[Records from a data collection]
[Begin]

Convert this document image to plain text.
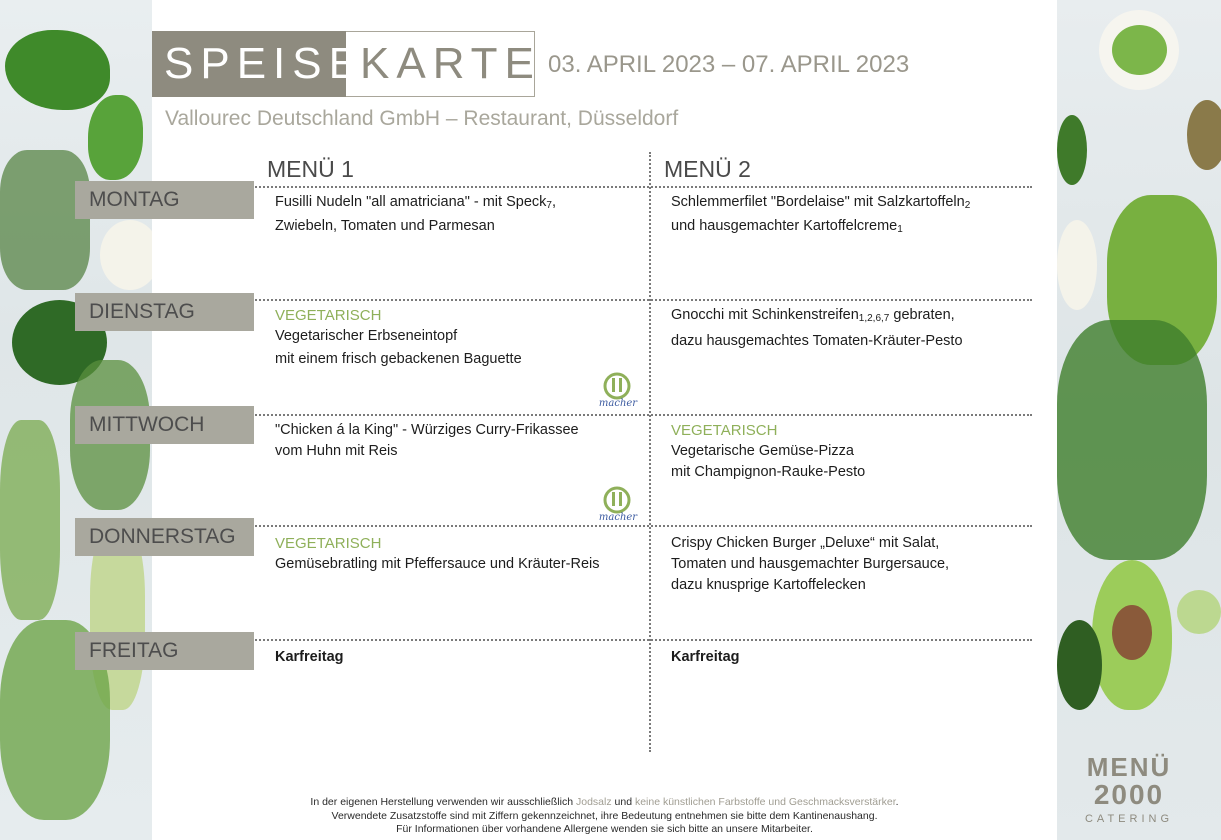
SPEISE
KARTE 03. APRIL 2023 – 07. APRIL 2023
Vallourec Deutschland GmbH – Restaurant, Düsseldorf
MENÜ 1	MENÜ 2
MONTAG
DIENSTAG
MITTWOCH
DONNERSTAG
FREITAG
Fusilli Nudeln "all amatriciana" - mit Speck$_7$,
Zwiebeln, Tomaten und Parmesan
Schlemmerfilet "Bordelaise" mit Salzkartoffeln$_2$
und hausgemachter Kartoffelcreme$_1$
VEGETARISCH
Vegetarischer Erbseneintopf
mit einem frisch gebackenen Baguette
Gnocchi mit Schinkenstreifen$_{1,2,6,7}$ gebraten,
dazu hausgemachtes Tomaten-Kräuter-Pesto
"Chicken á la King" - Würziges Curry-Frikassee
vom Huhn mit Reis
VEGETARISCH
Vegetarische Gemüse-Pizza
mit Champignon-Rauke-Pesto
VEGETARISCH
Gemüsebratling mit Pfeffersauce und Kräuter-Reis
Crispy Chicken Burger „Deluxe“ mit Salat,
Tomaten und hausgemachter Burgersauce,
dazu knusprige Kartoffelecken
Karfreitag	Karfreitag
macher
macher
In der eigenen Herstellung verwenden wir ausschließlich Jodsalz und keine künstlichen Farbstoffe und Geschmacksverstärker.
Verwendete Zusatzstoffe sind mit Ziffern gekennzeichnet, ihre Bedeutung entnehmen sie bitte dem Kantinenaushang.
Für Informationen über vorhandene Allergene wenden sie sich bitte an unsere Mitarbeiter.
MENÜ
2000
CATERING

[End]

## STATED GOAL
Write the records above out again exactly, with no pictures in your copy.

## RESULT OF THE EXERCISE
Convert this document image to plain text.
SPEISE
KARTE 03. APRIL 2023 – 07. APRIL 2023
Vallourec Deutschland GmbH – Restaurant, Düsseldorf
MENÜ 1	MENÜ 2
MONTAG
DIENSTAG
MITTWOCH
DONNERSTAG
FREITAG
Fusilli Nudeln "all amatriciana" - mit Speck$_7$,
Zwiebeln, Tomaten und Parmesan
Schlemmerfilet "Bordelaise" mit Salzkartoffeln$_2$
und hausgemachter Kartoffelcreme$_1$
VEGETARISCH
Vegetarischer Erbseneintopf
mit einem frisch gebackenen Baguette
Gnocchi mit Schinkenstreifen$_{1,2,6,7}$ gebraten,
dazu hausgemachtes Tomaten-Kräuter-Pesto
"Chicken á la King" - Würziges Curry-Frikassee
vom Huhn mit Reis
VEGETARISCH
Vegetarische Gemüse-Pizza
mit Champignon-Rauke-Pesto
VEGETARISCH
Gemüsebratling mit Pfeffersauce und Kräuter-Reis
Crispy Chicken Burger „Deluxe“ mit Salat,
Tomaten und hausgemachter Burgersauce,
dazu knusprige Kartoffelecken
Karfreitag	Karfreitag
macher
macher
In der eigenen Herstellung verwenden wir ausschließlich Jodsalz und keine künstlichen Farbstoffe und Geschmacksverstärker.
Verwendete Zusatzstoffe sind mit Ziffern gekennzeichnet, ihre Bedeutung entnehmen sie bitte dem Kantinenaushang.
Für Informationen über vorhandene Allergene wenden sie sich bitte an unsere Mitarbeiter.
MENÜ
2000
CATERING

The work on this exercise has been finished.